** TASK PROMPT **
All of the material below is to be retyped exactly.

=====

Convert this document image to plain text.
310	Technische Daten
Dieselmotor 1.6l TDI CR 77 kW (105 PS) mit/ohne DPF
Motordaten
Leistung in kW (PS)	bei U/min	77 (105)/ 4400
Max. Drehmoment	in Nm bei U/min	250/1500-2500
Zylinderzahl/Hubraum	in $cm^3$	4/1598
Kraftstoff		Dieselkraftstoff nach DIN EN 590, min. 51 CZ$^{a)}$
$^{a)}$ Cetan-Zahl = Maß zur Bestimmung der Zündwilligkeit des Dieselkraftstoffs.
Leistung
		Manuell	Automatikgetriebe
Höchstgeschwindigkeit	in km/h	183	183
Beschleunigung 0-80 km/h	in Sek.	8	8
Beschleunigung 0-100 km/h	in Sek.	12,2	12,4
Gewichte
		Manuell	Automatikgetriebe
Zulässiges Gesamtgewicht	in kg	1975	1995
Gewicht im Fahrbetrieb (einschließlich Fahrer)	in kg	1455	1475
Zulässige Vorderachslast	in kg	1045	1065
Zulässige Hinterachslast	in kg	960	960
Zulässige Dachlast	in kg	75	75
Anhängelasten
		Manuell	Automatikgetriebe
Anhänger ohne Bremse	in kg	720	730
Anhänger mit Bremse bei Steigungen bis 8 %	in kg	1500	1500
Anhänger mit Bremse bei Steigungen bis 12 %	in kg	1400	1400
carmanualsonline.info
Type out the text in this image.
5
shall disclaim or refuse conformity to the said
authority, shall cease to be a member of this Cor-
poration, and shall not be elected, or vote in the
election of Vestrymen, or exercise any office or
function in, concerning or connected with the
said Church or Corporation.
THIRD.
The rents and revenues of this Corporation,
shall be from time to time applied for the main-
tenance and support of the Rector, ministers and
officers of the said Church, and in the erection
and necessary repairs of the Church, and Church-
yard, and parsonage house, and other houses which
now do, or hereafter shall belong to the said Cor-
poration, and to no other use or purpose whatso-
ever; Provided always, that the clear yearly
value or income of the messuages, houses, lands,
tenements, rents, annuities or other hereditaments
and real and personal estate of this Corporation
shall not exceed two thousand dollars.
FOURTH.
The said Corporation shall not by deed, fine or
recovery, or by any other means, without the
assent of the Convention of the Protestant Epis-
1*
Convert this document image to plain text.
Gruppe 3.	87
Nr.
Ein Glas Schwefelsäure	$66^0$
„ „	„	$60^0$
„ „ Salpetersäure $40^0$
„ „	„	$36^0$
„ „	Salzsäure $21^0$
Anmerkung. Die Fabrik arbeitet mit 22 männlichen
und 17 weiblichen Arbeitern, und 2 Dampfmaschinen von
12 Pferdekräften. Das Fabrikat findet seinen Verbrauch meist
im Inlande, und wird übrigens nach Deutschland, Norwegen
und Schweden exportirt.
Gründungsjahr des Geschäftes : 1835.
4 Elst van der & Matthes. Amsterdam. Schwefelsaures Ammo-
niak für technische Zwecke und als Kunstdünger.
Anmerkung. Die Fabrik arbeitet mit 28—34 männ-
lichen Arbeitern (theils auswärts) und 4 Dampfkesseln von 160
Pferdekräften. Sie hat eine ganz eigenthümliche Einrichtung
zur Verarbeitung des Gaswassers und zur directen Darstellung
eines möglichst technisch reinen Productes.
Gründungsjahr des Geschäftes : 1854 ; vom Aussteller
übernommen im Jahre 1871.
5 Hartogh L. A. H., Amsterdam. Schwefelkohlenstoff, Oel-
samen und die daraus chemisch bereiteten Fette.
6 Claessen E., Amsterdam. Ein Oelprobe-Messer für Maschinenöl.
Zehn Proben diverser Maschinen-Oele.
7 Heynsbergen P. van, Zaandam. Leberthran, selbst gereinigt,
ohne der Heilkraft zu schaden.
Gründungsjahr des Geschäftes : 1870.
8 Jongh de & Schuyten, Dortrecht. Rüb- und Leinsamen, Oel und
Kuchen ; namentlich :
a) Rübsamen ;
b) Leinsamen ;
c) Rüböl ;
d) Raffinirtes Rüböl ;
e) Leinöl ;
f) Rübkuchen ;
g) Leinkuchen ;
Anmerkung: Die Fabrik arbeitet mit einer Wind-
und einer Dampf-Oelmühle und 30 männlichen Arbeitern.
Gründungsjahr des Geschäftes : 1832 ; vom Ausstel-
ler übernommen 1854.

=====

** EXERCISE OUTPUT **
Convert this document image to plain text.
310	Technische Daten
Dieselmotor 1.6l TDI CR 77 kW (105 PS) mit/ohne DPF
Motordaten
Leistung in kW (PS)	bei U/min	77 (105)/ 4400
Max. Drehmoment	in Nm bei U/min	250/1500-2500
Zylinderzahl/Hubraum	in $cm^3$	4/1598
Kraftstoff		Dieselkraftstoff nach DIN EN 590, min. 51 CZ$^{a)}$
$^{a)}$ Cetan-Zahl = Maß zur Bestimmung der Zündwilligkeit des Dieselkraftstoffs.
Leistung
		Manuell	Automatikgetriebe
Höchstgeschwindigkeit	in km/h	183	183
Beschleunigung 0-80 km/h	in Sek.	8	8
Beschleunigung 0-100 km/h	in Sek.	12,2	12,4
Gewichte
		Manuell	Automatikgetriebe
Zulässiges Gesamtgewicht	in kg	1975	1995
Gewicht im Fahrbetrieb (einschließlich Fahrer)	in kg	1455	1475
Zulässige Vorderachslast	in kg	1045	1065
Zulässige Hinterachslast	in kg	960	960
Zulässige Dachlast	in kg	75	75
Anhängelasten
		Manuell	Automatikgetriebe
Anhänger ohne Bremse	in kg	720	730
Anhänger mit Bremse bei Steigungen bis 8 %	in kg	1500	1500
Anhänger mit Bremse bei Steigungen bis 12 %	in kg	1400	1400
carmanualsonline.info
Type out the text in this image.
5
shall disclaim or refuse conformity to the said
authority, shall cease to be a member of this Cor-
poration, and shall not be elected, or vote in the
election of Vestrymen, or exercise any office or
function in, concerning or connected with the
said Church or Corporation.
THIRD.
The rents and revenues of this Corporation,
shall be from time to time applied for the main-
tenance and support of the Rector, ministers and
officers of the said Church, and in the erection
and necessary repairs of the Church, and Church-
yard, and parsonage house, and other houses which
now do, or hereafter shall belong to the said Cor-
poration, and to no other use or purpose whatso-
ever; Provided always, that the clear yearly
value or income of the messuages, houses, lands,
tenements, rents, annuities or other hereditaments
and real and personal estate of this Corporation
shall not exceed two thousand dollars.
FOURTH.
The said Corporation shall not by deed, fine or
recovery, or by any other means, without the
assent of the Convention of the Protestant Epis-
1*
Convert this document image to plain text.
Gruppe 3.	87
Nr.
Ein Glas Schwefelsäure	$66^0$
„ „	„	$60^0$
„ „ Salpetersäure $40^0$
„ „	„	$36^0$
„ „	Salzsäure $21^0$
Anmerkung. Die Fabrik arbeitet mit 22 männlichen
und 17 weiblichen Arbeitern, und 2 Dampfmaschinen von
12 Pferdekräften. Das Fabrikat findet seinen Verbrauch meist
im Inlande, und wird übrigens nach Deutschland, Norwegen
und Schweden exportirt.
Gründungsjahr des Geschäftes : 1835.
4 Elst van der & Matthes. Amsterdam. Schwefelsaures Ammo-
niak für technische Zwecke und als Kunstdünger.
Anmerkung. Die Fabrik arbeitet mit 28—34 männ-
lichen Arbeitern (theils auswärts) und 4 Dampfkesseln von 160
Pferdekräften. Sie hat eine ganz eigenthümliche Einrichtung
zur Verarbeitung des Gaswassers und zur directen Darstellung
eines möglichst technisch reinen Productes.
Gründungsjahr des Geschäftes : 1854 ; vom Aussteller
übernommen im Jahre 1871.
5 Hartogh L. A. H., Amsterdam. Schwefelkohlenstoff, Oel-
samen und die daraus chemisch bereiteten Fette.
6 Claessen E., Amsterdam. Ein Oelprobe-Messer für Maschinenöl.
Zehn Proben diverser Maschinen-Oele.
7 Heynsbergen P. van, Zaandam. Leberthran, selbst gereinigt,
ohne der Heilkraft zu schaden.
Gründungsjahr des Geschäftes : 1870.
8 Jongh de & Schuyten, Dortrecht. Rüb- und Leinsamen, Oel und
Kuchen ; namentlich :
a) Rübsamen ;
b) Leinsamen ;
c) Rüböl ;
d) Raffinirtes Rüböl ;
e) Leinöl ;
f) Rübkuchen ;
g) Leinkuchen ;
Anmerkung: Die Fabrik arbeitet mit einer Wind-
und einer Dampf-Oelmühle und 30 männlichen Arbeitern.
Gründungsjahr des Geschäftes : 1832 ; vom Ausstel-
ler übernommen 1854.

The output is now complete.